#### INFORMATION SUPPLIED:

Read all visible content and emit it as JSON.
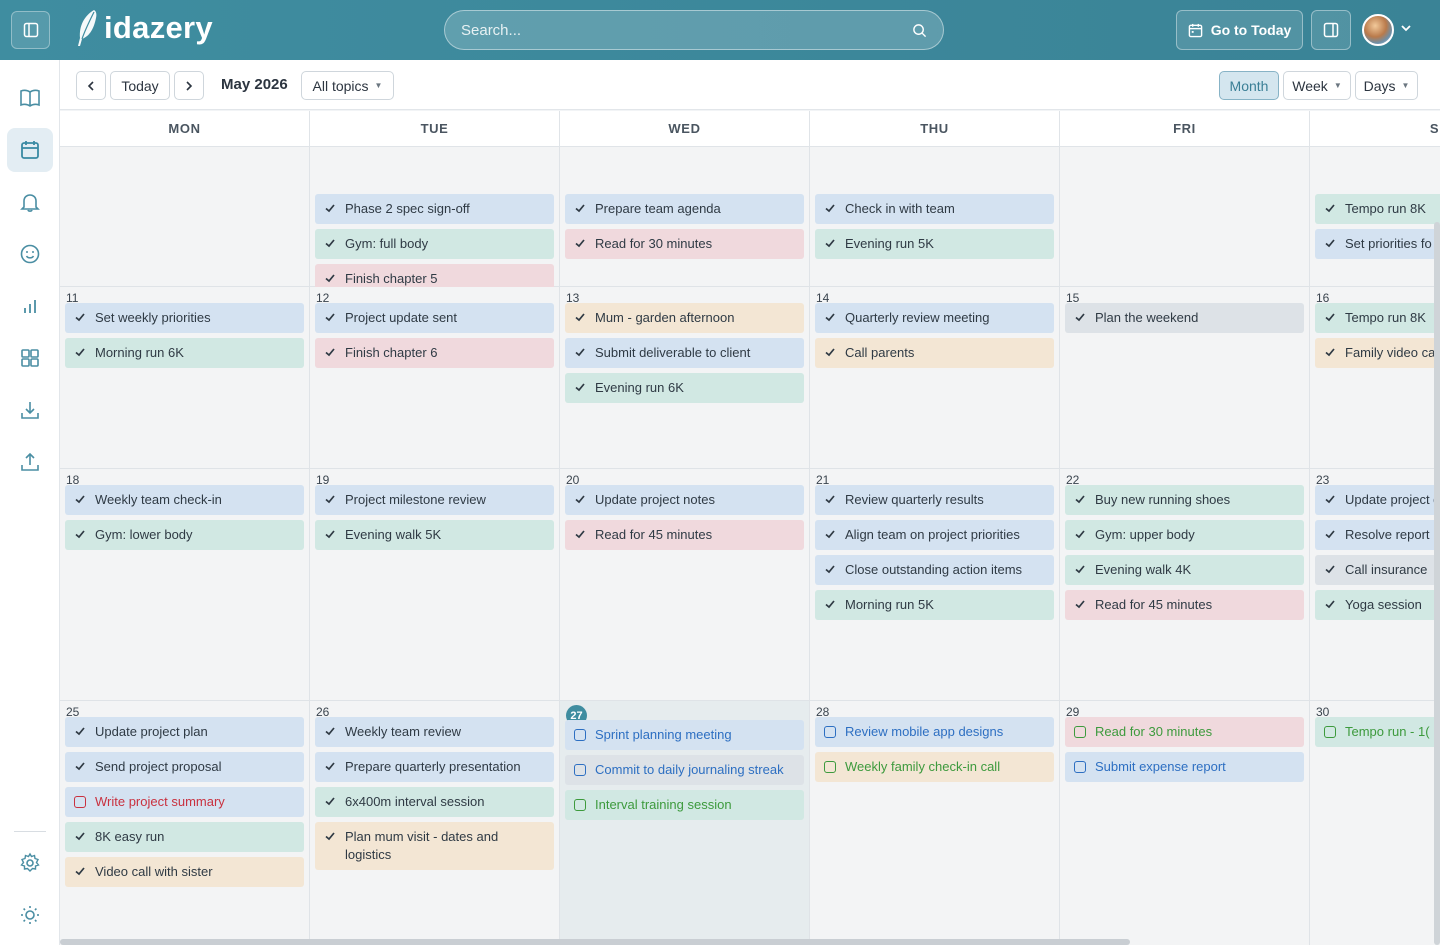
{
  "app": {
    "name": "idazery"
  },
  "header": {
    "search_placeholder": "Search...",
    "goto_today_label": "Go to Today"
  },
  "toolbar": {
    "today_label": "Today",
    "period_label": "May 2026",
    "topic_filter": "All topics",
    "view_month": "Month",
    "view_week": "Week",
    "view_days": "Days"
  },
  "days_of_week": [
    "MON",
    "TUE",
    "WED",
    "THU",
    "FRI",
    "S"
  ],
  "weeks": [
    {
      "days": [
        {
          "num": "",
          "events": []
        },
        {
          "num": "",
          "events": [
            {
              "title": "Phase 2 spec sign-off",
              "color": "blue",
              "done": true
            },
            {
              "title": "Gym: full body",
              "color": "green",
              "done": true
            },
            {
              "title": "Finish chapter 5",
              "color": "pink",
              "done": true
            }
          ]
        },
        {
          "num": "",
          "events": [
            {
              "title": "Prepare team agenda",
              "color": "blue",
              "done": true
            },
            {
              "title": "Read for 30 minutes",
              "color": "pink",
              "done": true
            }
          ]
        },
        {
          "num": "",
          "events": [
            {
              "title": "Check in with team",
              "color": "blue",
              "done": true
            },
            {
              "title": "Evening run 5K",
              "color": "green",
              "done": true
            }
          ]
        },
        {
          "num": "",
          "events": []
        },
        {
          "num": "",
          "events": [
            {
              "title": "Tempo run 8K",
              "color": "green",
              "done": true
            },
            {
              "title": "Set priorities fo",
              "color": "blue",
              "done": true
            }
          ]
        }
      ]
    },
    {
      "days": [
        {
          "num": "11",
          "events": [
            {
              "title": "Set weekly priorities",
              "color": "blue",
              "done": true
            },
            {
              "title": "Morning run 6K",
              "color": "green",
              "done": true
            }
          ]
        },
        {
          "num": "12",
          "events": [
            {
              "title": "Project update sent",
              "color": "blue",
              "done": true
            },
            {
              "title": "Finish chapter 6",
              "color": "pink",
              "done": true
            }
          ]
        },
        {
          "num": "13",
          "events": [
            {
              "title": "Mum - garden afternoon",
              "color": "cream",
              "done": true
            },
            {
              "title": "Submit deliverable to client",
              "color": "blue",
              "done": true
            },
            {
              "title": "Evening run 6K",
              "color": "green",
              "done": true
            }
          ]
        },
        {
          "num": "14",
          "events": [
            {
              "title": "Quarterly review meeting",
              "color": "blue",
              "done": true
            },
            {
              "title": "Call parents",
              "color": "cream",
              "done": true
            }
          ]
        },
        {
          "num": "15",
          "events": [
            {
              "title": "Plan the weekend",
              "color": "gray",
              "done": true
            }
          ]
        },
        {
          "num": "16",
          "events": [
            {
              "title": "Tempo run 8K",
              "color": "green",
              "done": true
            },
            {
              "title": "Family video ca",
              "color": "cream",
              "done": true
            }
          ]
        }
      ]
    },
    {
      "days": [
        {
          "num": "18",
          "events": [
            {
              "title": "Weekly team check-in",
              "color": "blue",
              "done": true
            },
            {
              "title": "Gym: lower body",
              "color": "green",
              "done": true
            }
          ]
        },
        {
          "num": "19",
          "events": [
            {
              "title": "Project milestone review",
              "color": "blue",
              "done": true
            },
            {
              "title": "Evening walk 5K",
              "color": "green",
              "done": true
            }
          ]
        },
        {
          "num": "20",
          "events": [
            {
              "title": "Update project notes",
              "color": "blue",
              "done": true
            },
            {
              "title": "Read for 45 minutes",
              "color": "pink",
              "done": true
            }
          ]
        },
        {
          "num": "21",
          "events": [
            {
              "title": "Review quarterly results",
              "color": "blue",
              "done": true
            },
            {
              "title": "Align team on project priorities",
              "color": "blue",
              "done": true
            },
            {
              "title": "Close outstanding action items",
              "color": "blue",
              "done": true
            },
            {
              "title": "Morning run 5K",
              "color": "green",
              "done": true
            }
          ]
        },
        {
          "num": "22",
          "events": [
            {
              "title": "Buy new running shoes",
              "color": "green",
              "done": true
            },
            {
              "title": "Gym: upper body",
              "color": "green",
              "done": true
            },
            {
              "title": "Evening walk 4K",
              "color": "green",
              "done": true
            },
            {
              "title": "Read for 45 minutes",
              "color": "pink",
              "done": true
            }
          ]
        },
        {
          "num": "23",
          "events": [
            {
              "title": "Update project documentation",
              "color": "blue",
              "done": true
            },
            {
              "title": "Resolve report",
              "color": "blue",
              "done": true
            },
            {
              "title": "Call insurance",
              "color": "gray",
              "done": true
            },
            {
              "title": "Yoga session",
              "color": "green",
              "done": true
            }
          ]
        }
      ]
    },
    {
      "days": [
        {
          "num": "25",
          "events": [
            {
              "title": "Update project plan",
              "color": "blue",
              "done": true
            },
            {
              "title": "Send project proposal",
              "color": "blue",
              "done": true
            },
            {
              "title": "Write project summary",
              "color": "blue",
              "done": false
            },
            {
              "title": "8K easy run",
              "color": "green",
              "done": true
            },
            {
              "title": "Video call with sister",
              "color": "cream",
              "done": true
            }
          ]
        },
        {
          "num": "26",
          "events": [
            {
              "title": "Weekly team review",
              "color": "blue",
              "done": true
            },
            {
              "title": "Prepare quarterly presentation",
              "color": "blue",
              "done": true
            },
            {
              "title": "6x400m interval session",
              "color": "green",
              "done": true
            },
            {
              "title": "Plan mum visit - dates and logistics",
              "color": "cream",
              "done": true
            }
          ]
        },
        {
          "num": "27",
          "today": true,
          "events": [
            {
              "title": "Sprint planning meeting",
              "color": "blue",
              "done": false
            },
            {
              "title": "Commit to daily journaling streak",
              "color": "gray",
              "done": false
            },
            {
              "title": "Interval training session",
              "color": "green",
              "done": false
            }
          ]
        },
        {
          "num": "28",
          "events": [
            {
              "title": "Review mobile app designs",
              "color": "blue",
              "done": false
            },
            {
              "title": "Weekly family check-in call",
              "color": "cream",
              "done": false
            }
          ]
        },
        {
          "num": "29",
          "events": [
            {
              "title": "Read for 30 minutes",
              "color": "pink",
              "done": false
            },
            {
              "title": "Submit expense report",
              "color": "blue",
              "done": false
            }
          ]
        },
        {
          "num": "30",
          "events": [
            {
              "title": "Tempo run - 1(",
              "color": "green",
              "done": false
            }
          ]
        }
      ]
    }
  ]
}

#### TASK OBJECTIVE:
Count the lines above that contain the word "report", and give only that number.

#### FINISHED ANSWER:
2